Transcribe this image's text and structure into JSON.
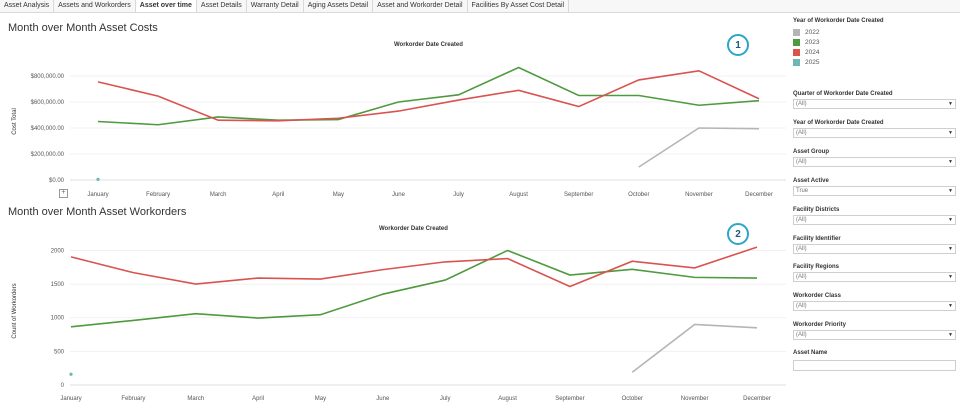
{
  "tabs": [
    {
      "label": "Asset Analysis",
      "active": false
    },
    {
      "label": "Assets and Workorders",
      "active": false
    },
    {
      "label": "Asset over time",
      "active": true
    },
    {
      "label": "Asset Details",
      "active": false
    },
    {
      "label": "Warranty Detail",
      "active": false
    },
    {
      "label": "Aging Assets Detail",
      "active": false
    },
    {
      "label": "Asset and Workorder Detail",
      "active": false
    },
    {
      "label": "Facilities By Asset Cost Detail",
      "active": false
    }
  ],
  "costs_section": {
    "title": "Month over Month Asset Costs",
    "badge": "1"
  },
  "workorders_section": {
    "title": "Month over Month Asset Workorders",
    "badge": "2"
  },
  "legend": {
    "title": "Year of Workorder Date Created",
    "items": [
      {
        "label": "2022",
        "color": "#b5b5b5"
      },
      {
        "label": "2023",
        "color": "#4e9a3e"
      },
      {
        "label": "2024",
        "color": "#d9534f"
      },
      {
        "label": "2025",
        "color": "#6fb7b3"
      }
    ]
  },
  "filters": [
    {
      "label": "Quarter of Workorder Date Created",
      "value": "(All)"
    },
    {
      "label": "Year of Workorder Date Created",
      "value": "(All)"
    },
    {
      "label": "Asset Group",
      "value": "(All)"
    },
    {
      "label": "Asset Active",
      "value": "True"
    },
    {
      "label": "Facility Districts",
      "value": "(All)"
    },
    {
      "label": "Facility Identifier",
      "value": "(All)"
    },
    {
      "label": "Facility Regions",
      "value": "(All)"
    },
    {
      "label": "Workorder Class",
      "value": "(All)"
    },
    {
      "label": "Workorder Priority",
      "value": "(All)"
    }
  ],
  "asset_name": {
    "label": "Asset Name",
    "value": ""
  },
  "chart_data": [
    {
      "type": "line",
      "title": "Workorder Date Created",
      "ylabel": "Cost Total",
      "ylim": [
        0,
        900000
      ],
      "yticks": [
        0,
        200000,
        400000,
        600000,
        800000
      ],
      "ytick_labels": [
        "$0.00",
        "$200,000.00",
        "$400,000.00",
        "$600,000.00",
        "$800,000.00"
      ],
      "categories": [
        "January",
        "February",
        "March",
        "April",
        "May",
        "June",
        "July",
        "August",
        "September",
        "October",
        "November",
        "December"
      ],
      "series": [
        {
          "name": "2022",
          "color": "#b5b5b5",
          "values": [
            null,
            null,
            null,
            null,
            null,
            null,
            null,
            null,
            null,
            100000,
            400000,
            395000
          ]
        },
        {
          "name": "2023",
          "color": "#4e9a3e",
          "values": [
            450000,
            425000,
            485000,
            460000,
            465000,
            600000,
            655000,
            865000,
            650000,
            650000,
            575000,
            610000
          ]
        },
        {
          "name": "2024",
          "color": "#d9534f",
          "values": [
            755000,
            645000,
            460000,
            455000,
            475000,
            530000,
            615000,
            690000,
            565000,
            770000,
            840000,
            625000
          ]
        },
        {
          "name": "2025",
          "color": "#6fb7b3",
          "values": [
            5000,
            null,
            null,
            null,
            null,
            null,
            null,
            null,
            null,
            null,
            null,
            null
          ]
        }
      ],
      "grid": true,
      "legend": "right panel"
    },
    {
      "type": "line",
      "title": "Workorder Date Created",
      "ylabel": "Count of Workorders",
      "ylim": [
        0,
        2200
      ],
      "yticks": [
        0,
        500,
        1000,
        1500,
        2000
      ],
      "ytick_labels": [
        "0",
        "500",
        "1000",
        "1500",
        "2000"
      ],
      "categories": [
        "January",
        "February",
        "March",
        "April",
        "May",
        "June",
        "July",
        "August",
        "September",
        "October",
        "November",
        "December"
      ],
      "series": [
        {
          "name": "2022",
          "color": "#b5b5b5",
          "values": [
            null,
            null,
            null,
            null,
            null,
            null,
            null,
            null,
            null,
            190,
            900,
            850
          ]
        },
        {
          "name": "2023",
          "color": "#4e9a3e",
          "values": [
            865,
            960,
            1060,
            995,
            1045,
            1350,
            1560,
            2000,
            1635,
            1720,
            1600,
            1590
          ]
        },
        {
          "name": "2024",
          "color": "#d9534f",
          "values": [
            1905,
            1670,
            1500,
            1590,
            1575,
            1715,
            1830,
            1880,
            1465,
            1840,
            1740,
            2050
          ]
        },
        {
          "name": "2025",
          "color": "#6fb7b3",
          "values": [
            160,
            null,
            null,
            null,
            null,
            null,
            null,
            null,
            null,
            null,
            null,
            null
          ]
        }
      ],
      "grid": true,
      "legend": "right panel"
    }
  ]
}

Written task: Every record above must be given again exactly; drop the pictures.

Solution to this task:
Transcribe this image's text and structure into JSON.
{
  "tabs": [
    {
      "label": "Asset Analysis",
      "active": false
    },
    {
      "label": "Assets and Workorders",
      "active": false
    },
    {
      "label": "Asset over time",
      "active": true
    },
    {
      "label": "Asset Details",
      "active": false
    },
    {
      "label": "Warranty Detail",
      "active": false
    },
    {
      "label": "Aging Assets Detail",
      "active": false
    },
    {
      "label": "Asset and Workorder Detail",
      "active": false
    },
    {
      "label": "Facilities By Asset Cost Detail",
      "active": false
    }
  ],
  "costs_section": {
    "title": "Month over Month Asset Costs",
    "badge": "1"
  },
  "workorders_section": {
    "title": "Month over Month Asset Workorders",
    "badge": "2"
  },
  "legend": {
    "title": "Year of Workorder Date Created",
    "items": [
      {
        "label": "2022",
        "color": "#b5b5b5"
      },
      {
        "label": "2023",
        "color": "#4e9a3e"
      },
      {
        "label": "2024",
        "color": "#d9534f"
      },
      {
        "label": "2025",
        "color": "#6fb7b3"
      }
    ]
  },
  "filters": [
    {
      "label": "Quarter of Workorder Date Created",
      "value": "(All)"
    },
    {
      "label": "Year of Workorder Date Created",
      "value": "(All)"
    },
    {
      "label": "Asset Group",
      "value": "(All)"
    },
    {
      "label": "Asset Active",
      "value": "True"
    },
    {
      "label": "Facility Districts",
      "value": "(All)"
    },
    {
      "label": "Facility Identifier",
      "value": "(All)"
    },
    {
      "label": "Facility Regions",
      "value": "(All)"
    },
    {
      "label": "Workorder Class",
      "value": "(All)"
    },
    {
      "label": "Workorder Priority",
      "value": "(All)"
    }
  ],
  "asset_name": {
    "label": "Asset Name",
    "value": ""
  },
  "chart_data": [
    {
      "type": "line",
      "title": "Workorder Date Created",
      "ylabel": "Cost Total",
      "ylim": [
        0,
        900000
      ],
      "yticks": [
        0,
        200000,
        400000,
        600000,
        800000
      ],
      "ytick_labels": [
        "$0.00",
        "$200,000.00",
        "$400,000.00",
        "$600,000.00",
        "$800,000.00"
      ],
      "categories": [
        "January",
        "February",
        "March",
        "April",
        "May",
        "June",
        "July",
        "August",
        "September",
        "October",
        "November",
        "December"
      ],
      "series": [
        {
          "name": "2022",
          "color": "#b5b5b5",
          "values": [
            null,
            null,
            null,
            null,
            null,
            null,
            null,
            null,
            null,
            100000,
            400000,
            395000
          ]
        },
        {
          "name": "2023",
          "color": "#4e9a3e",
          "values": [
            450000,
            425000,
            485000,
            460000,
            465000,
            600000,
            655000,
            865000,
            650000,
            650000,
            575000,
            610000
          ]
        },
        {
          "name": "2024",
          "color": "#d9534f",
          "values": [
            755000,
            645000,
            460000,
            455000,
            475000,
            530000,
            615000,
            690000,
            565000,
            770000,
            840000,
            625000
          ]
        },
        {
          "name": "2025",
          "color": "#6fb7b3",
          "values": [
            5000,
            null,
            null,
            null,
            null,
            null,
            null,
            null,
            null,
            null,
            null,
            null
          ]
        }
      ],
      "grid": true,
      "legend": "right panel"
    },
    {
      "type": "line",
      "title": "Workorder Date Created",
      "ylabel": "Count of Workorders",
      "ylim": [
        0,
        2200
      ],
      "yticks": [
        0,
        500,
        1000,
        1500,
        2000
      ],
      "ytick_labels": [
        "0",
        "500",
        "1000",
        "1500",
        "2000"
      ],
      "categories": [
        "January",
        "February",
        "March",
        "April",
        "May",
        "June",
        "July",
        "August",
        "September",
        "October",
        "November",
        "December"
      ],
      "series": [
        {
          "name": "2022",
          "color": "#b5b5b5",
          "values": [
            null,
            null,
            null,
            null,
            null,
            null,
            null,
            null,
            null,
            190,
            900,
            850
          ]
        },
        {
          "name": "2023",
          "color": "#4e9a3e",
          "values": [
            865,
            960,
            1060,
            995,
            1045,
            1350,
            1560,
            2000,
            1635,
            1720,
            1600,
            1590
          ]
        },
        {
          "name": "2024",
          "color": "#d9534f",
          "values": [
            1905,
            1670,
            1500,
            1590,
            1575,
            1715,
            1830,
            1880,
            1465,
            1840,
            1740,
            2050
          ]
        },
        {
          "name": "2025",
          "color": "#6fb7b3",
          "values": [
            160,
            null,
            null,
            null,
            null,
            null,
            null,
            null,
            null,
            null,
            null,
            null
          ]
        }
      ],
      "grid": true,
      "legend": "right panel"
    }
  ]
}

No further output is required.